- **CHALLENGE**
Output all of the data below exactly as given.

- **RECORDS**
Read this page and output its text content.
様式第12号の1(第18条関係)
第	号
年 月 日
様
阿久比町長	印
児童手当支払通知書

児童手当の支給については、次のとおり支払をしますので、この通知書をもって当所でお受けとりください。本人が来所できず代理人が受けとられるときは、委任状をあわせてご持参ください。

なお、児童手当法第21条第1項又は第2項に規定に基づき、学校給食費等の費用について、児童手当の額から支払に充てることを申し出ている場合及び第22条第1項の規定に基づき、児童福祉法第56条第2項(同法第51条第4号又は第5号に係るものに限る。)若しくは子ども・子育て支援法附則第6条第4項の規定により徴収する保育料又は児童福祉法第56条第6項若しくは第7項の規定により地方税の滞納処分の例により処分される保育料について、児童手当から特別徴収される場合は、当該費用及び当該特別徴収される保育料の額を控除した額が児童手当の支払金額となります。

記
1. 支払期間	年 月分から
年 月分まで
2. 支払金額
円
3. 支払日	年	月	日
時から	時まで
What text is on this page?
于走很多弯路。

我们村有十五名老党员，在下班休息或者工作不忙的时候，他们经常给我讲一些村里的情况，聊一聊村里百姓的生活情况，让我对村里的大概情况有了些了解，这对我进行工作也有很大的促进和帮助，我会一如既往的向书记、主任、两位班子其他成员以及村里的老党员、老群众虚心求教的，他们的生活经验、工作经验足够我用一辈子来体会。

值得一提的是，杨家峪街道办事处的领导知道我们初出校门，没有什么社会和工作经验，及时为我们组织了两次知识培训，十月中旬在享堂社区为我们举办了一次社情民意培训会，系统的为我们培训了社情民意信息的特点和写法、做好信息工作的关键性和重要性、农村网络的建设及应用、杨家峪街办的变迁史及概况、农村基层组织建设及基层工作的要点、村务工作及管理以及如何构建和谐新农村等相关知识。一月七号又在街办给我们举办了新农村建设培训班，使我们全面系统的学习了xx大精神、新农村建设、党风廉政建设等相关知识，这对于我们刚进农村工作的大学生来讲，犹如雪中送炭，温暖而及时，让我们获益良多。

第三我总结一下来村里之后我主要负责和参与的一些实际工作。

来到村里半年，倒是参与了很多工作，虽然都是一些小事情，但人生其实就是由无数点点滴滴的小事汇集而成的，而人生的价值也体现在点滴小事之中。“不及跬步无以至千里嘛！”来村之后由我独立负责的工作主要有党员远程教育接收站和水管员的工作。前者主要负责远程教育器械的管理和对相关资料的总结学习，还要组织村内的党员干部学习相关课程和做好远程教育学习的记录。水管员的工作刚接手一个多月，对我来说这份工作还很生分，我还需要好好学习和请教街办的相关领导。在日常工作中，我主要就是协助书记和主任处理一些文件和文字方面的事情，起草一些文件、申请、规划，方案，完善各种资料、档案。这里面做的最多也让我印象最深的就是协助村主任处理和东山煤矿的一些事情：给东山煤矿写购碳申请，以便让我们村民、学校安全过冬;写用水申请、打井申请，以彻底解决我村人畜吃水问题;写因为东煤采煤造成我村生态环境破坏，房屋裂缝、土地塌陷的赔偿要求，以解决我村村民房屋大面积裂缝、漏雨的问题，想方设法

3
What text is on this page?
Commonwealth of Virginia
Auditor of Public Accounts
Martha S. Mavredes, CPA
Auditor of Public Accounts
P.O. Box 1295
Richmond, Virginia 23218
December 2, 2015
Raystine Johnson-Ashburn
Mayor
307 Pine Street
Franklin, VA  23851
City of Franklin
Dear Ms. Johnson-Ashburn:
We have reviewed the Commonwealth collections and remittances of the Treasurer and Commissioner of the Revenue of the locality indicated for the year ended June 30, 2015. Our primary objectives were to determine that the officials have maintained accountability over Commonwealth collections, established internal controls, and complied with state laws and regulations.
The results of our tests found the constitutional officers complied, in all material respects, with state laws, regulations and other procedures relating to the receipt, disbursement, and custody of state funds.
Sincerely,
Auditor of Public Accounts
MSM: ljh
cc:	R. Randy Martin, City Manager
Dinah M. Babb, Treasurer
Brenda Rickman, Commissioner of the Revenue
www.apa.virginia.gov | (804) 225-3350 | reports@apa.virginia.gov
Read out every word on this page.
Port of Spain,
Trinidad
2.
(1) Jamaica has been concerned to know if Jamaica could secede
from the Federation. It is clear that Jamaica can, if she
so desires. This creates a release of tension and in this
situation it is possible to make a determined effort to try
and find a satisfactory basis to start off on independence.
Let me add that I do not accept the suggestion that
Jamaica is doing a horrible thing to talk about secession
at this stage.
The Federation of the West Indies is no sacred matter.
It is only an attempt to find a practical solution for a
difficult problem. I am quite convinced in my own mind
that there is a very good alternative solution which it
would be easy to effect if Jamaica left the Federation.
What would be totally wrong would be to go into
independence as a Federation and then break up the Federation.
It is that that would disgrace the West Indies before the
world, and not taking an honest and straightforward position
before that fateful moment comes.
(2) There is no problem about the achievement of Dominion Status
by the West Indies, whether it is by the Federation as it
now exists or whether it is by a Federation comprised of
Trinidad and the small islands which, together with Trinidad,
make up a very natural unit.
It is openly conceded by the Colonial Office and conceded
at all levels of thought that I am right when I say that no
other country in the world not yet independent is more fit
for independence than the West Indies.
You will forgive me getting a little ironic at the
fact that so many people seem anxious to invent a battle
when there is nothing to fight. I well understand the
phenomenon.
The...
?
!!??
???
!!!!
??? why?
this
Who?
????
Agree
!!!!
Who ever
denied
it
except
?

- **EXERCISE OUTPUT**
Read this page and output its text content.
様式第12号の1(第18条関係)
第	号
年 月 日
様
阿久比町長	印
児童手当支払通知書

児童手当の支給については、次のとおり支払をしますので、この通知書をもって当所でお受けとりください。本人が来所できず代理人が受けとられるときは、委任状をあわせてご持参ください。

なお、児童手当法第21条第1項又は第2項に規定に基づき、学校給食費等の費用について、児童手当の額から支払に充てることを申し出ている場合及び第22条第1項の規定に基づき、児童福祉法第56条第2項(同法第51条第4号又は第5号に係るものに限る。)若しくは子ども・子育て支援法附則第6条第4項の規定により徴収する保育料又は児童福祉法第56条第6項若しくは第7項の規定により地方税の滞納処分の例により処分される保育料について、児童手当から特別徴収される場合は、当該費用及び当該特別徴収される保育料の額を控除した額が児童手当の支払金額となります。

記
1. 支払期間	年 月分から
年 月分まで
2. 支払金額
円
3. 支払日	年	月	日
時から	時まで
What text is on this page?
于走很多弯路。

我们村有十五名老党员，在下班休息或者工作不忙的时候，他们经常给我讲一些村里的情况，聊一聊村里百姓的生活情况，让我对村里的大概情况有了些了解，这对我进行工作也有很大的促进和帮助，我会一如既往的向书记、主任、两位班子其他成员以及村里的老党员、老群众虚心求教的，他们的生活经验、工作经验足够我用一辈子来体会。

值得一提的是，杨家峪街道办事处的领导知道我们初出校门，没有什么社会和工作经验，及时为我们组织了两次知识培训，十月中旬在享堂社区为我们举办了一次社情民意培训会，系统的为我们培训了社情民意信息的特点和写法、做好信息工作的关键性和重要性、农村网络的建设及应用、杨家峪街办的变迁史及概况、农村基层组织建设及基层工作的要点、村务工作及管理以及如何构建和谐新农村等相关知识。一月七号又在街办给我们举办了新农村建设培训班，使我们全面系统的学习了xx大精神、新农村建设、党风廉政建设等相关知识，这对于我们刚进农村工作的大学生来讲，犹如雪中送炭，温暖而及时，让我们获益良多。

第三我总结一下来村里之后我主要负责和参与的一些实际工作。

来到村里半年，倒是参与了很多工作，虽然都是一些小事情，但人生其实就是由无数点点滴滴的小事汇集而成的，而人生的价值也体现在点滴小事之中。“不及跬步无以至千里嘛！”来村之后由我独立负责的工作主要有党员远程教育接收站和水管员的工作。前者主要负责远程教育器械的管理和对相关资料的总结学习，还要组织村内的党员干部学习相关课程和做好远程教育学习的记录。水管员的工作刚接手一个多月，对我来说这份工作还很生分，我还需要好好学习和请教街办的相关领导。在日常工作中，我主要就是协助书记和主任处理一些文件和文字方面的事情，起草一些文件、申请、规划，方案，完善各种资料、档案。这里面做的最多也让我印象最深的就是协助村主任处理和东山煤矿的一些事情：给东山煤矿写购碳申请，以便让我们村民、学校安全过冬;写用水申请、打井申请，以彻底解决我村人畜吃水问题;写因为东煤采煤造成我村生态环境破坏，房屋裂缝、土地塌陷的赔偿要求，以解决我村村民房屋大面积裂缝、漏雨的问题，想方设法

3
What text is on this page?
Commonwealth of Virginia
Auditor of Public Accounts
Martha S. Mavredes, CPA
Auditor of Public Accounts
P.O. Box 1295
Richmond, Virginia 23218
December 2, 2015
Raystine Johnson-Ashburn
Mayor
307 Pine Street
Franklin, VA  23851
City of Franklin
Dear Ms. Johnson-Ashburn:
We have reviewed the Commonwealth collections and remittances of the Treasurer and Commissioner of the Revenue of the locality indicated for the year ended June 30, 2015. Our primary objectives were to determine that the officials have maintained accountability over Commonwealth collections, established internal controls, and complied with state laws and regulations.
The results of our tests found the constitutional officers complied, in all material respects, with state laws, regulations and other procedures relating to the receipt, disbursement, and custody of state funds.
Sincerely,
Auditor of Public Accounts
MSM: ljh
cc:	R. Randy Martin, City Manager
Dinah M. Babb, Treasurer
Brenda Rickman, Commissioner of the Revenue
www.apa.virginia.gov | (804) 225-3350 | reports@apa.virginia.gov
Read out every word on this page.
Port of Spain,
Trinidad
2.
(1) Jamaica has been concerned to know if Jamaica could secede
from the Federation. It is clear that Jamaica can, if she
so desires. This creates a release of tension and in this
situation it is possible to make a determined effort to try
and find a satisfactory basis to start off on independence.
Let me add that I do not accept the suggestion that
Jamaica is doing a horrible thing to talk about secession
at this stage.
The Federation of the West Indies is no sacred matter.
It is only an attempt to find a practical solution for a
difficult problem. I am quite convinced in my own mind
that there is a very good alternative solution which it
would be easy to effect if Jamaica left the Federation.
What would be totally wrong would be to go into
independence as a Federation and then break up the Federation.
It is that that would disgrace the West Indies before the
world, and not taking an honest and straightforward position
before that fateful moment comes.
(2) There is no problem about the achievement of Dominion Status
by the West Indies, whether it is by the Federation as it
now exists or whether it is by a Federation comprised of
Trinidad and the small islands which, together with Trinidad,
make up a very natural unit.
It is openly conceded by the Colonial Office and conceded
at all levels of thought that I am right when I say that no
other country in the world not yet independent is more fit
for independence than the West Indies.
You will forgive me getting a little ironic at the
fact that so many people seem anxious to invent a battle
when there is nothing to fight. I well understand the
phenomenon.
The...
?
!!??
???
!!!!
??? why?
this
Who?
????
Agree
!!!!
Who ever
denied
it
except
?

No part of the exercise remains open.